• What is needed
Give every entry again, word for word.

• Records provided

□ □ □ □ □ □ □

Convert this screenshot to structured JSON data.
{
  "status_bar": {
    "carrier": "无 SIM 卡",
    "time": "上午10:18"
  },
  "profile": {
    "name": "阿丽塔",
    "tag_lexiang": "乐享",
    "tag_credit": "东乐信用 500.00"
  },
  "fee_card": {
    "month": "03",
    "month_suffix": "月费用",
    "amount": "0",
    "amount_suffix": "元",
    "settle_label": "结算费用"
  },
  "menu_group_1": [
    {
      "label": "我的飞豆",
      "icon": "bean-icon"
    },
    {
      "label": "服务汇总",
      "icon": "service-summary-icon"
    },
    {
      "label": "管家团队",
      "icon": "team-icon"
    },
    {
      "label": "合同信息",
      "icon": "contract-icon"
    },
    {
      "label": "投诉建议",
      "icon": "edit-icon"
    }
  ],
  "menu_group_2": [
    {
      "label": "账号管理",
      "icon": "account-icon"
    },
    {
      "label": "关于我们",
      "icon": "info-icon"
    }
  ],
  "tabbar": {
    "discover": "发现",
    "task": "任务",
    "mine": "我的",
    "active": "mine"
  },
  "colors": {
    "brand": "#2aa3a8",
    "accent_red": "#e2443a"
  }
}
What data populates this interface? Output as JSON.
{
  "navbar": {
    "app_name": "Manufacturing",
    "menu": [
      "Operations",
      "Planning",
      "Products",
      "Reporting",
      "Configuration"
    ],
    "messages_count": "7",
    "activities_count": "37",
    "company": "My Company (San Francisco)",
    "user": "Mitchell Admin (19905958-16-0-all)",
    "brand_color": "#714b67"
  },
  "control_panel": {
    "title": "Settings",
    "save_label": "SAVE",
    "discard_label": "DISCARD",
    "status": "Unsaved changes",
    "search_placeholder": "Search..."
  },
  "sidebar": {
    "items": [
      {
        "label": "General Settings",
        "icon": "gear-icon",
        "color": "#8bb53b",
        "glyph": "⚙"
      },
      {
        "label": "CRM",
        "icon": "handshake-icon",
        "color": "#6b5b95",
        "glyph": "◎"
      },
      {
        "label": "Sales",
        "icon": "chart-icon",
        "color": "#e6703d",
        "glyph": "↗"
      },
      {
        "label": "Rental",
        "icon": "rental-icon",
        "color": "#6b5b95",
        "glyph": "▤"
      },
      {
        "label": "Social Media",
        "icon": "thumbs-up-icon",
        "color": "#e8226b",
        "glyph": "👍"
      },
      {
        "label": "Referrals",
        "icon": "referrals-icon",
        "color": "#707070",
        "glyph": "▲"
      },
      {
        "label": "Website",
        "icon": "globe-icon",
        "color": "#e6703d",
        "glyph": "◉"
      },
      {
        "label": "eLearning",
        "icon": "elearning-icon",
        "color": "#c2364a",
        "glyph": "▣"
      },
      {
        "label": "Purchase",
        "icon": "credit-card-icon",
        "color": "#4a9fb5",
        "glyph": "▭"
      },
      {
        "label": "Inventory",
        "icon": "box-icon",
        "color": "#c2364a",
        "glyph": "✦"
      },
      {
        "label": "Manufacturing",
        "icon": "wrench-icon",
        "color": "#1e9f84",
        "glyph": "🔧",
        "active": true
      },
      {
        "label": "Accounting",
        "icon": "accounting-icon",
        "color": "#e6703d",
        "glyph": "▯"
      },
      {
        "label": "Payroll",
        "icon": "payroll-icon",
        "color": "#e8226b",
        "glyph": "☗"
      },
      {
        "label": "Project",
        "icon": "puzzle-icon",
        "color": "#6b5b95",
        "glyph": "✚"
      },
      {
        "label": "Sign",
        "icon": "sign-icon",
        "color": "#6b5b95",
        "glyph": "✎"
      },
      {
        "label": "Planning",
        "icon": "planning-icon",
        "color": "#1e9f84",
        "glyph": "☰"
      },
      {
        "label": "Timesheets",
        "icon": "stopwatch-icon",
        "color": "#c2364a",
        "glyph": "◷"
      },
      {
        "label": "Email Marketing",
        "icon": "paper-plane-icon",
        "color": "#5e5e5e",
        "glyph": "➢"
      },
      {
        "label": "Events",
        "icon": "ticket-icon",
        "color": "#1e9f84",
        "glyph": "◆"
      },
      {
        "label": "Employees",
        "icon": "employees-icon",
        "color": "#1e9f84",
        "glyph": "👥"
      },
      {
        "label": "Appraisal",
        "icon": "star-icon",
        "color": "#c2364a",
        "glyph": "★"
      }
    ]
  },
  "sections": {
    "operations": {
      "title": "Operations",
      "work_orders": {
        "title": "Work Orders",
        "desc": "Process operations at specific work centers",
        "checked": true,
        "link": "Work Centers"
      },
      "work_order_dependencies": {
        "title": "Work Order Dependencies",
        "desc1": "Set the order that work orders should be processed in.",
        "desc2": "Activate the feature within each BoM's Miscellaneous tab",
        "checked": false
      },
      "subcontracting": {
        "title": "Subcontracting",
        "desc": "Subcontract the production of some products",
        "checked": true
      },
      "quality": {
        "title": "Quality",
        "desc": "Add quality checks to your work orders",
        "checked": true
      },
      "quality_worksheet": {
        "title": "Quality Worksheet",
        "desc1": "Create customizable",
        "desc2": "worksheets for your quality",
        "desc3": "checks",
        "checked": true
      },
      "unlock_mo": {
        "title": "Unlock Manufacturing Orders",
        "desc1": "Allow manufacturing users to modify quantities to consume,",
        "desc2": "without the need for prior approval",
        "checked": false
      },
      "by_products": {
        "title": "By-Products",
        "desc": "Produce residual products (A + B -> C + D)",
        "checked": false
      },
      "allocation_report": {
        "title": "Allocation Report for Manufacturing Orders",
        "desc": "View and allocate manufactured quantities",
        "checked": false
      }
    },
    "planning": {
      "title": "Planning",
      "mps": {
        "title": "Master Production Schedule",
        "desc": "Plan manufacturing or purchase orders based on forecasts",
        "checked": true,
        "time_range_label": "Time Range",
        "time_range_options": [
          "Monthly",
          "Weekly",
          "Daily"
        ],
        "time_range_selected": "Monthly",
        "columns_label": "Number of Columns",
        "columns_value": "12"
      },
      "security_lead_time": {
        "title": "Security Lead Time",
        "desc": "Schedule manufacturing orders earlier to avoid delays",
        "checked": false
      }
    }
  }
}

□ □ □ □ □ □ □

• Exercise result
Convert this screenshot to structured JSON data.
{
  "status_bar": {
    "carrier": "无 SIM 卡",
    "time": "上午10:18"
  },
  "profile": {
    "name": "阿丽塔",
    "tag_lexiang": "乐享",
    "tag_credit": "东乐信用 500.00"
  },
  "fee_card": {
    "month": "03",
    "month_suffix": "月费用",
    "amount": "0",
    "amount_suffix": "元",
    "settle_label": "结算费用"
  },
  "menu_group_1": [
    {
      "label": "我的飞豆",
      "icon": "bean-icon"
    },
    {
      "label": "服务汇总",
      "icon": "service-summary-icon"
    },
    {
      "label": "管家团队",
      "icon": "team-icon"
    },
    {
      "label": "合同信息",
      "icon": "contract-icon"
    },
    {
      "label": "投诉建议",
      "icon": "edit-icon"
    }
  ],
  "menu_group_2": [
    {
      "label": "账号管理",
      "icon": "account-icon"
    },
    {
      "label": "关于我们",
      "icon": "info-icon"
    }
  ],
  "tabbar": {
    "discover": "发现",
    "task": "任务",
    "mine": "我的",
    "active": "mine"
  },
  "colors": {
    "brand": "#2aa3a8",
    "accent_red": "#e2443a"
  }
}
What data populates this interface? Output as JSON.
{
  "navbar": {
    "app_name": "Manufacturing",
    "menu": [
      "Operations",
      "Planning",
      "Products",
      "Reporting",
      "Configuration"
    ],
    "messages_count": "7",
    "activities_count": "37",
    "company": "My Company (San Francisco)",
    "user": "Mitchell Admin (19905958-16-0-all)",
    "brand_color": "#714b67"
  },
  "control_panel": {
    "title": "Settings",
    "save_label": "SAVE",
    "discard_label": "DISCARD",
    "status": "Unsaved changes",
    "search_placeholder": "Search..."
  },
  "sidebar": {
    "items": [
      {
        "label": "General Settings",
        "icon": "gear-icon",
        "color": "#8bb53b",
        "glyph": "⚙"
      },
      {
        "label": "CRM",
        "icon": "handshake-icon",
        "color": "#6b5b95",
        "glyph": "◎"
      },
      {
        "label": "Sales",
        "icon": "chart-icon",
        "color": "#e6703d",
        "glyph": "↗"
      },
      {
        "label": "Rental",
        "icon": "rental-icon",
        "color": "#6b5b95",
        "glyph": "▤"
      },
      {
        "label": "Social Media",
        "icon": "thumbs-up-icon",
        "color": "#e8226b",
        "glyph": "👍"
      },
      {
        "label": "Referrals",
        "icon": "referrals-icon",
        "color": "#707070",
        "glyph": "▲"
      },
      {
        "label": "Website",
        "icon": "globe-icon",
        "color": "#e6703d",
        "glyph": "◉"
      },
      {
        "label": "eLearning",
        "icon": "elearning-icon",
        "color": "#c2364a",
        "glyph": "▣"
      },
      {
        "label": "Purchase",
        "icon": "credit-card-icon",
        "color": "#4a9fb5",
        "glyph": "▭"
      },
      {
        "label": "Inventory",
        "icon": "box-icon",
        "color": "#c2364a",
        "glyph": "✦"
      },
      {
        "label": "Manufacturing",
        "icon": "wrench-icon",
        "color": "#1e9f84",
        "glyph": "🔧",
        "active": true
      },
      {
        "label": "Accounting",
        "icon": "accounting-icon",
        "color": "#e6703d",
        "glyph": "▯"
      },
      {
        "label": "Payroll",
        "icon": "payroll-icon",
        "color": "#e8226b",
        "glyph": "☗"
      },
      {
        "label": "Project",
        "icon": "puzzle-icon",
        "color": "#6b5b95",
        "glyph": "✚"
      },
      {
        "label": "Sign",
        "icon": "sign-icon",
        "color": "#6b5b95",
        "glyph": "✎"
      },
      {
        "label": "Planning",
        "icon": "planning-icon",
        "color": "#1e9f84",
        "glyph": "☰"
      },
      {
        "label": "Timesheets",
        "icon": "stopwatch-icon",
        "color": "#c2364a",
        "glyph": "◷"
      },
      {
        "label": "Email Marketing",
        "icon": "paper-plane-icon",
        "color": "#5e5e5e",
        "glyph": "➢"
      },
      {
        "label": "Events",
        "icon": "ticket-icon",
        "color": "#1e9f84",
        "glyph": "◆"
      },
      {
        "label": "Employees",
        "icon": "employees-icon",
        "color": "#1e9f84",
        "glyph": "👥"
      },
      {
        "label": "Appraisal",
        "icon": "star-icon",
        "color": "#c2364a",
        "glyph": "★"
      }
    ]
  },
  "sections": {
    "operations": {
      "title": "Operations",
      "work_orders": {
        "title": "Work Orders",
        "desc": "Process operations at specific work centers",
        "checked": true,
        "link": "Work Centers"
      },
      "work_order_dependencies": {
        "title": "Work Order Dependencies",
        "desc1": "Set the order that work orders should be processed in.",
        "desc2": "Activate the feature within each BoM's Miscellaneous tab",
        "checked": false
      },
      "subcontracting": {
        "title": "Subcontracting",
        "desc": "Subcontract the production of some products",
        "checked": true
      },
      "quality": {
        "title": "Quality",
        "desc": "Add quality checks to your work orders",
        "checked": true
      },
      "quality_worksheet": {
        "title": "Quality Worksheet",
        "desc1": "Create customizable",
        "desc2": "worksheets for your quality",
        "desc3": "checks",
        "checked": true
      },
      "unlock_mo": {
        "title": "Unlock Manufacturing Orders",
        "desc1": "Allow manufacturing users to modify quantities to consume,",
        "desc2": "without the need for prior approval",
        "checked": false
      },
      "by_products": {
        "title": "By-Products",
        "desc": "Produce residual products (A + B -> C + D)",
        "checked": false
      },
      "allocation_report": {
        "title": "Allocation Report for Manufacturing Orders",
        "desc": "View and allocate manufactured quantities",
        "checked": false
      }
    },
    "planning": {
      "title": "Planning",
      "mps": {
        "title": "Master Production Schedule",
        "desc": "Plan manufacturing or purchase orders based on forecasts",
        "checked": true,
        "time_range_label": "Time Range",
        "time_range_options": [
          "Monthly",
          "Weekly",
          "Daily"
        ],
        "time_range_selected": "Monthly",
        "columns_label": "Number of Columns",
        "columns_value": "12"
      },
      "security_lead_time": {
        "title": "Security Lead Time",
        "desc": "Schedule manufacturing orders earlier to avoid delays",
        "checked": false
      }
    }
  }
}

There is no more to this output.